#### [Written instruction]
Present the rows from the start through the line containing "The feed 11 is at (665, 478)." as a numbered list, omitting blank lines.

#### [Recorded data]
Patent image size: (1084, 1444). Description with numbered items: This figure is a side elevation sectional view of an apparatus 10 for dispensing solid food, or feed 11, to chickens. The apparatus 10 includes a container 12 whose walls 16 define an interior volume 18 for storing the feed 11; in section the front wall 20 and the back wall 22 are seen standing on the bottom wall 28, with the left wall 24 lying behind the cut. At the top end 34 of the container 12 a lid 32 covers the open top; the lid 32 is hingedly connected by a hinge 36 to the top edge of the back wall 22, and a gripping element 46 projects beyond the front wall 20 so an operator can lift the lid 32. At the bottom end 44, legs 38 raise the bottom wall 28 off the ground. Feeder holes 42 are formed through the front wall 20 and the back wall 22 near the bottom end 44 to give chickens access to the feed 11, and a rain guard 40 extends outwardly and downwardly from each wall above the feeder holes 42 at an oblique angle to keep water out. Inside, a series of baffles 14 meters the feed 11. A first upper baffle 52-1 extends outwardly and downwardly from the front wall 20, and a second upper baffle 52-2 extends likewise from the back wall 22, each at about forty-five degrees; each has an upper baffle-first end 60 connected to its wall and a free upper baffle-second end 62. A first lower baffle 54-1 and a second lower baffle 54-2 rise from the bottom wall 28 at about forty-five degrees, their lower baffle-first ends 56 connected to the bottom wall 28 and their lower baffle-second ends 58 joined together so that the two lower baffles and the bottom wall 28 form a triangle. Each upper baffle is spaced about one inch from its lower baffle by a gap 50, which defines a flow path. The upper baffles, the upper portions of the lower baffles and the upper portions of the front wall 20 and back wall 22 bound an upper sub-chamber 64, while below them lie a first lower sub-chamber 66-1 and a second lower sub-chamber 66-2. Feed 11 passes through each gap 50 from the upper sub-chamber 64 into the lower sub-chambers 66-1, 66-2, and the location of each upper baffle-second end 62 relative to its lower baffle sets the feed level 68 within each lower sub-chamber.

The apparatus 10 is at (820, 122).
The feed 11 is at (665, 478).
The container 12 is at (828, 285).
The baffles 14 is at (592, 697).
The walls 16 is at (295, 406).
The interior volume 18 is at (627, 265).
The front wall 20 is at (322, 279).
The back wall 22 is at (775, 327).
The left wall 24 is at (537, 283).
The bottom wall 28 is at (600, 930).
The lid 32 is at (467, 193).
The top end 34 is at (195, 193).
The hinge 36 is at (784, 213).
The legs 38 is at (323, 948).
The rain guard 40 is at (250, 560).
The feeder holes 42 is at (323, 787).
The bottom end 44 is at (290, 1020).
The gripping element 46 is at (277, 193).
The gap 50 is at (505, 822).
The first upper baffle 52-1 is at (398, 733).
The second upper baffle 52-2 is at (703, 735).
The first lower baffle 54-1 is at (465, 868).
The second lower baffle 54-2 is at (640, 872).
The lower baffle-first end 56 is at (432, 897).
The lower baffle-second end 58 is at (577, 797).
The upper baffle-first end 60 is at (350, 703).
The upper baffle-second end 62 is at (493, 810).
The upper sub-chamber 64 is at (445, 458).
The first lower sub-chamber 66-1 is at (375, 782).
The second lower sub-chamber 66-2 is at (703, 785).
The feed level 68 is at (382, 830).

#### [Response]
1. Patent image size: (1084, 1444). Description with numbered items: This figure is a side elevation sectional view of an apparatus 10 for dispensing solid food, or feed 11, to chickens. The apparatus 10 includes a container 12 whose walls 16 define an interior volume 18 for storing the feed 11; in section the front wall 20 and the back wall 22 are seen standing on the bottom wall 28, with the left wall 24 lying behind the cut. At the top end 34 of the container 12 a lid 32 covers the open top; the lid 32 is hingedly connected by a hinge 36 to the top edge of the back wall 22, and a gripping element 46 projects beyond the front wall 20 so an operator can lift the lid 32. At the bottom end 44, legs 38 raise the bottom wall 28 off the ground. Feeder holes 42 are formed through the front wall 20 and the back wall 22 near the bottom end 44 to give chickens access to the feed 11, and a rain guard 40 extends outwardly and downwardly from each wall above the feeder holes 42 at an oblique angle to keep water out. Inside, a series of baffles 14 meters the feed 11. A first upper baffle 52-1 extends outwardly and downwardly from the front wall 20, and a second upper baffle 52-2 extends likewise from the back wall 22, each at about forty-five degrees; each has an upper baffle-first end 60 connected to its wall and a free upper baffle-second end 62. A first lower baffle 54-1 and a second lower baffle 54-2 rise from the bottom wall 28 at about forty-five degrees, their lower baffle-first ends 56 connected to the bottom wall 28 and their lower baffle-second ends 58 joined together so that the two lower baffles and the bottom wall 28 form a triangle. Each upper baffle is spaced about one inch from its lower baffle by a gap 50, which defines a flow path. The upper baffles, the upper portions of the lower baffles and the upper portions of the front wall 20 and back wall 22 bound an upper sub-chamber 64, while below them lie a first lower sub-chamber 66-1 and a second lower sub-chamber 66-2. Feed 11 passes through each gap 50 from the upper sub-chamber 64 into the lower sub-chambers 66-1, 66-2, and the location of each upper baffle-second end 62 relative to its lower baffle sets the feed level 68 within each lower sub-chamber.
2. The apparatus 10 is at (820, 122).
3. The feed 11 is at (665, 478).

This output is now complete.